[Data items]
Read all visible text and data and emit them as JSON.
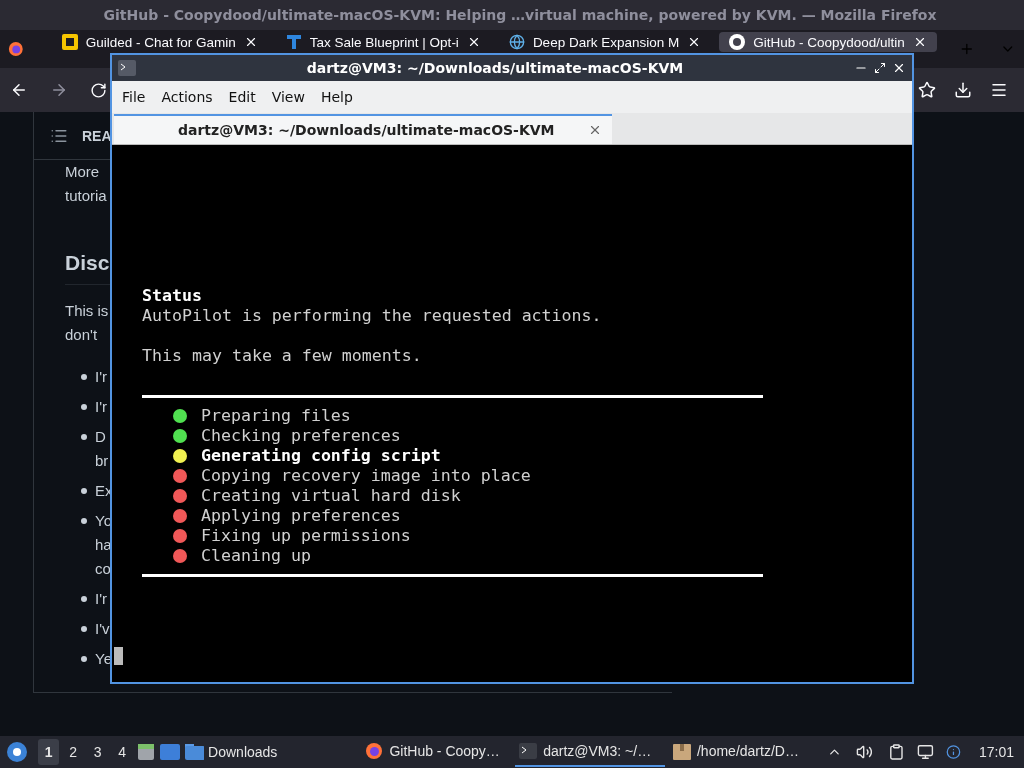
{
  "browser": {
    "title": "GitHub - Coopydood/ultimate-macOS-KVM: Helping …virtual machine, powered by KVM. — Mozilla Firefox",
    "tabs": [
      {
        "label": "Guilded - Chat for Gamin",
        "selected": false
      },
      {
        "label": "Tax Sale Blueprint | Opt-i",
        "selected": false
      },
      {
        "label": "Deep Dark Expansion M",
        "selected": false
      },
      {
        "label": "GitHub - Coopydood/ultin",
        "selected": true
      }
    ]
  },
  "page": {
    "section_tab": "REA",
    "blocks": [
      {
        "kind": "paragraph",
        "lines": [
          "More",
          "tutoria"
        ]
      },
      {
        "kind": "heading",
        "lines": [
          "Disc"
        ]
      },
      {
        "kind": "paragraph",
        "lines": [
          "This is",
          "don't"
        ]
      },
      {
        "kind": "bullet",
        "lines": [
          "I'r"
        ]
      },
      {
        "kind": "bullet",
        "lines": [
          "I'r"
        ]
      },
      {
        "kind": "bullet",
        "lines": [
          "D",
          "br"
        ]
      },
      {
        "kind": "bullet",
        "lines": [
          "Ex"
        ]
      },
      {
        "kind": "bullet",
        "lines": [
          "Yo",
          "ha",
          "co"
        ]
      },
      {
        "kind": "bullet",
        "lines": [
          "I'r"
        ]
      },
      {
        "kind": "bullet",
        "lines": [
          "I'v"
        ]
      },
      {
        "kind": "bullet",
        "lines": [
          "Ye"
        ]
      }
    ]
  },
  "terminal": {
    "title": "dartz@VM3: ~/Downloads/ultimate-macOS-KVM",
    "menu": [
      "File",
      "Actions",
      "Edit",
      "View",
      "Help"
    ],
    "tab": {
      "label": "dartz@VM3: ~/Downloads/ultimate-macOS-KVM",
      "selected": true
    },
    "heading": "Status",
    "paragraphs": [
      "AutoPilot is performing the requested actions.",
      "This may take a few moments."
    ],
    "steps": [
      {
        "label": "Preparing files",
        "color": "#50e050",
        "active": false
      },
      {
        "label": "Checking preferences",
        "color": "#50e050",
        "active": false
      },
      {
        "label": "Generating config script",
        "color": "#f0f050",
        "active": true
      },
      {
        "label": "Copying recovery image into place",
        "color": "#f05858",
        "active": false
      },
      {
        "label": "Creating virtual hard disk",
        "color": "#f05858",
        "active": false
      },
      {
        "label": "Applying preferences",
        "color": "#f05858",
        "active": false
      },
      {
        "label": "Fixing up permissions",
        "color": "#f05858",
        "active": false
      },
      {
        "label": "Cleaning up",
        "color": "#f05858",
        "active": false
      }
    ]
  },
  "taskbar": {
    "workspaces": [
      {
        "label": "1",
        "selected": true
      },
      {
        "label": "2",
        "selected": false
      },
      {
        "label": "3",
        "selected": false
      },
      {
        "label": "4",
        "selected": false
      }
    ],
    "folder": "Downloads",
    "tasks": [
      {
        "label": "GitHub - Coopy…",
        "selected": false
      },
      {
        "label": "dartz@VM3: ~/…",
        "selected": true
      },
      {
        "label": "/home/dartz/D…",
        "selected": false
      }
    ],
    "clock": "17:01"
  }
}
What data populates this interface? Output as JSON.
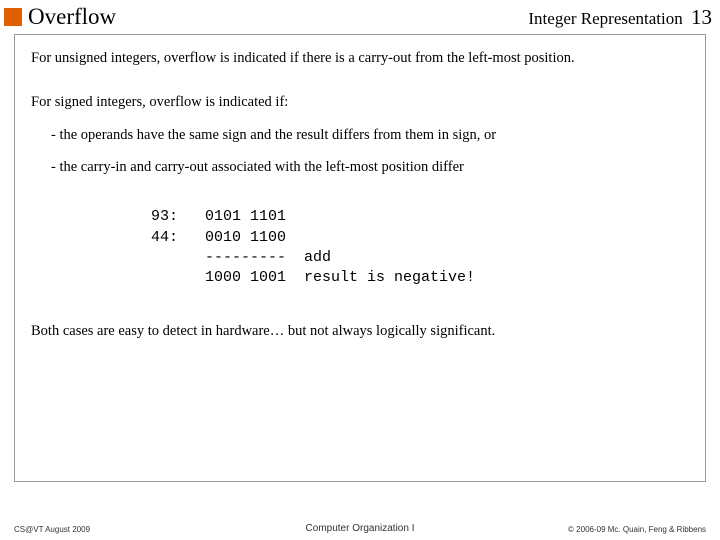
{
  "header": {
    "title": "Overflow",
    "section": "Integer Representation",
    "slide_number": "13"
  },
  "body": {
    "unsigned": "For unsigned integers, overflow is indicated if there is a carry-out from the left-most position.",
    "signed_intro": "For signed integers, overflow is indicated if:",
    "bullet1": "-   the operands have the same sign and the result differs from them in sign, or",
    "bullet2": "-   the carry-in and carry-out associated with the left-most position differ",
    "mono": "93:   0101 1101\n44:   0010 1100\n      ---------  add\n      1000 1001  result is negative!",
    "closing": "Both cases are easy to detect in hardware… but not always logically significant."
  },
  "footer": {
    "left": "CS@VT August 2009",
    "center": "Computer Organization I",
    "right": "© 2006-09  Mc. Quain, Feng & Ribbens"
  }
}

* * *

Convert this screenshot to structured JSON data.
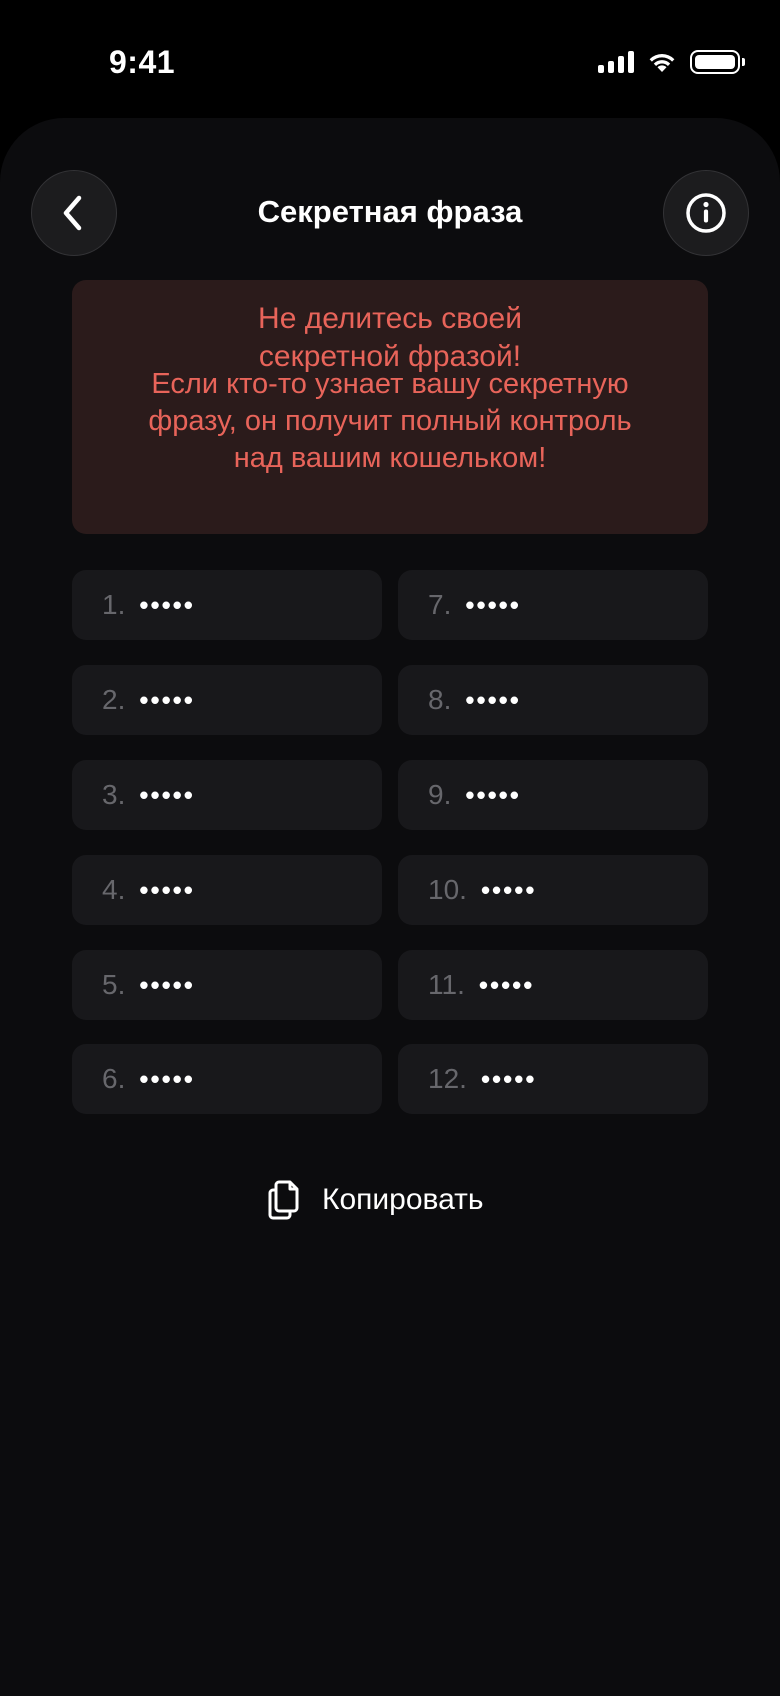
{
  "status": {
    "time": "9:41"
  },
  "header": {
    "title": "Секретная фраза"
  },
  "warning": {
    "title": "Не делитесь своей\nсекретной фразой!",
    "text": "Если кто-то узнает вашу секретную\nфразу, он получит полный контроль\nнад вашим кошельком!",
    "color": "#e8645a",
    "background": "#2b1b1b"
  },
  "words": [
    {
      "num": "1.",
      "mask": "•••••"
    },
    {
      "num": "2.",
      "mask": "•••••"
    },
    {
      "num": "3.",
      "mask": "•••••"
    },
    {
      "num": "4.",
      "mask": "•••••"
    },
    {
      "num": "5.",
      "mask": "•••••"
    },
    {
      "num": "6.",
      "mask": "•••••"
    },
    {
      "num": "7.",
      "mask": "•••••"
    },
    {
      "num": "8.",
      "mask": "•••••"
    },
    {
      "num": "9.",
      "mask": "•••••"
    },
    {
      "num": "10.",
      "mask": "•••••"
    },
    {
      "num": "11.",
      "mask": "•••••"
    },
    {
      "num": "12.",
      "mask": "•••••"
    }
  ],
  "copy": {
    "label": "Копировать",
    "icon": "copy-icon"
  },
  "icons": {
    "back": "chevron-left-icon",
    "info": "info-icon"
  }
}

* * *

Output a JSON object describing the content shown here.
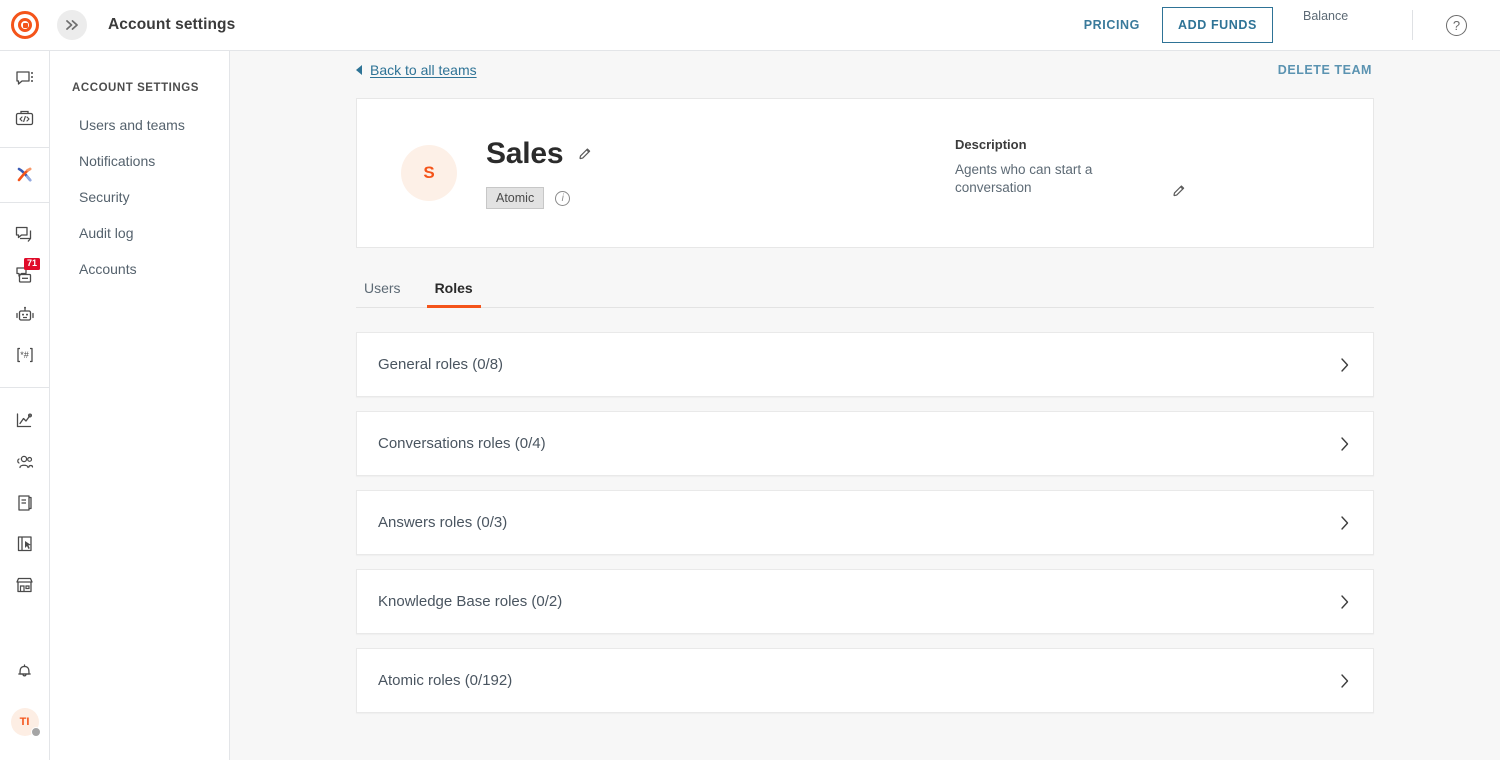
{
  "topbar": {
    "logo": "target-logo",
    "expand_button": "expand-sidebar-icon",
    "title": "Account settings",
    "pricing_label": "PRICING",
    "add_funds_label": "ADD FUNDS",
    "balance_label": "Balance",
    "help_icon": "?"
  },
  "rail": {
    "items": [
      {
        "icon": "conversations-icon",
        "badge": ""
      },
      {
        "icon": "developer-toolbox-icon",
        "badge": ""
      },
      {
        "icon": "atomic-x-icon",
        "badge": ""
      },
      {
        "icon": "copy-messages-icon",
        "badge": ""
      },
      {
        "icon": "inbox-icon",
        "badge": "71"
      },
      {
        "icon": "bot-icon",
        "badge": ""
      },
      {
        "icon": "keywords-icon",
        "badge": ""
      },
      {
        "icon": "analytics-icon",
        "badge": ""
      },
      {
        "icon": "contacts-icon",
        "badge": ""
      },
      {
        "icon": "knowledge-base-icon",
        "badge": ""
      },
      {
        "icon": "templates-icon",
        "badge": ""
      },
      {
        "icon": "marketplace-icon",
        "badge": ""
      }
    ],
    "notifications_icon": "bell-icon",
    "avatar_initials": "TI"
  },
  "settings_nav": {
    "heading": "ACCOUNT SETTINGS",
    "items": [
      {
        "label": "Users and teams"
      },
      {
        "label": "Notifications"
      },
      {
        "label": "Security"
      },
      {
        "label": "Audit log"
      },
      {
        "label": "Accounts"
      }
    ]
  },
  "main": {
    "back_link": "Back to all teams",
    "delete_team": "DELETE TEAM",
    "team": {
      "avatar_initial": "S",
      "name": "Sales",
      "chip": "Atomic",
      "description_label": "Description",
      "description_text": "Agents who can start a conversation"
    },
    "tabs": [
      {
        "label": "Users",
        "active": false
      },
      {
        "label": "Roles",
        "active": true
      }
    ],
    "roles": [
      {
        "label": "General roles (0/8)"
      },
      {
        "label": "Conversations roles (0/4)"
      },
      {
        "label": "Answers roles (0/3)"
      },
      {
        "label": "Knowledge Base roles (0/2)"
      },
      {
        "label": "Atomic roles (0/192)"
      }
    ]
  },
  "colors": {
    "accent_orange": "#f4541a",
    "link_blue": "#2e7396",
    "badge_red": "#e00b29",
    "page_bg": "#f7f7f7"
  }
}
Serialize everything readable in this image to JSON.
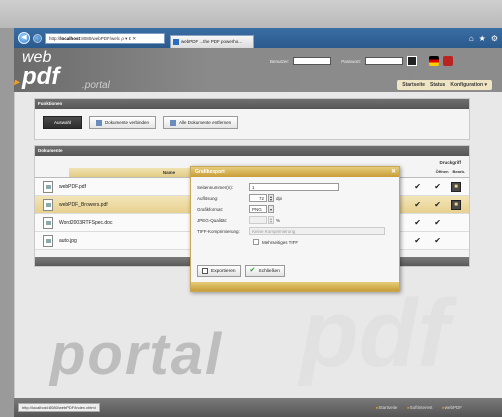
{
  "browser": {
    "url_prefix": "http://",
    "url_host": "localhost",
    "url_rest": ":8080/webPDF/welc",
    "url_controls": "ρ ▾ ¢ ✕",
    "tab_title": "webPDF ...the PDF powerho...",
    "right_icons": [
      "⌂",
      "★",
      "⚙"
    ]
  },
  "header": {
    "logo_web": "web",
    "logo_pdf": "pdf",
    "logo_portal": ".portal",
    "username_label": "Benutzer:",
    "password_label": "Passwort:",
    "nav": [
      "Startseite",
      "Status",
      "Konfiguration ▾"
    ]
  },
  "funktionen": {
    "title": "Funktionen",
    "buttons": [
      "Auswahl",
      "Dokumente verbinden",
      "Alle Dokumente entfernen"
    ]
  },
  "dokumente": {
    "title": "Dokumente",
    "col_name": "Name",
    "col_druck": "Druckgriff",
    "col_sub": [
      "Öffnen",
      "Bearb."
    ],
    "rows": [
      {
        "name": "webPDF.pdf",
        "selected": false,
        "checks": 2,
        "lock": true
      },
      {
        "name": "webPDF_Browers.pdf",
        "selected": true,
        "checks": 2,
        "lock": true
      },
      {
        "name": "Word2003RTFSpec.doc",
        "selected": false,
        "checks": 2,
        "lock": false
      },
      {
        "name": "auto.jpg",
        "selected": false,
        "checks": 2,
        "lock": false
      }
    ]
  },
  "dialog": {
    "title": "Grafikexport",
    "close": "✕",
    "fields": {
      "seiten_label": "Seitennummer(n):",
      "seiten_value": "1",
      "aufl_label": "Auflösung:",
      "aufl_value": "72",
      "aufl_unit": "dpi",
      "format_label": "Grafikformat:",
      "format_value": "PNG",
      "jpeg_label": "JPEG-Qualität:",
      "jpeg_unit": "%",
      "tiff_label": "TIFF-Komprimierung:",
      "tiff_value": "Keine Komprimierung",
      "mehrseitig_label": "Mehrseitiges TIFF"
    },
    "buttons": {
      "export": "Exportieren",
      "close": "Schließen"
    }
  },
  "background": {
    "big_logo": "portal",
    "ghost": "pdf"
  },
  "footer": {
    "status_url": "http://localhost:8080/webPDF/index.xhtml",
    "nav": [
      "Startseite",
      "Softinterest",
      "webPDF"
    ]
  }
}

> [What is needed]: Reply with the number of lines in the preceding entries that contain "ultimate", and no other words.

> [Solution]: 3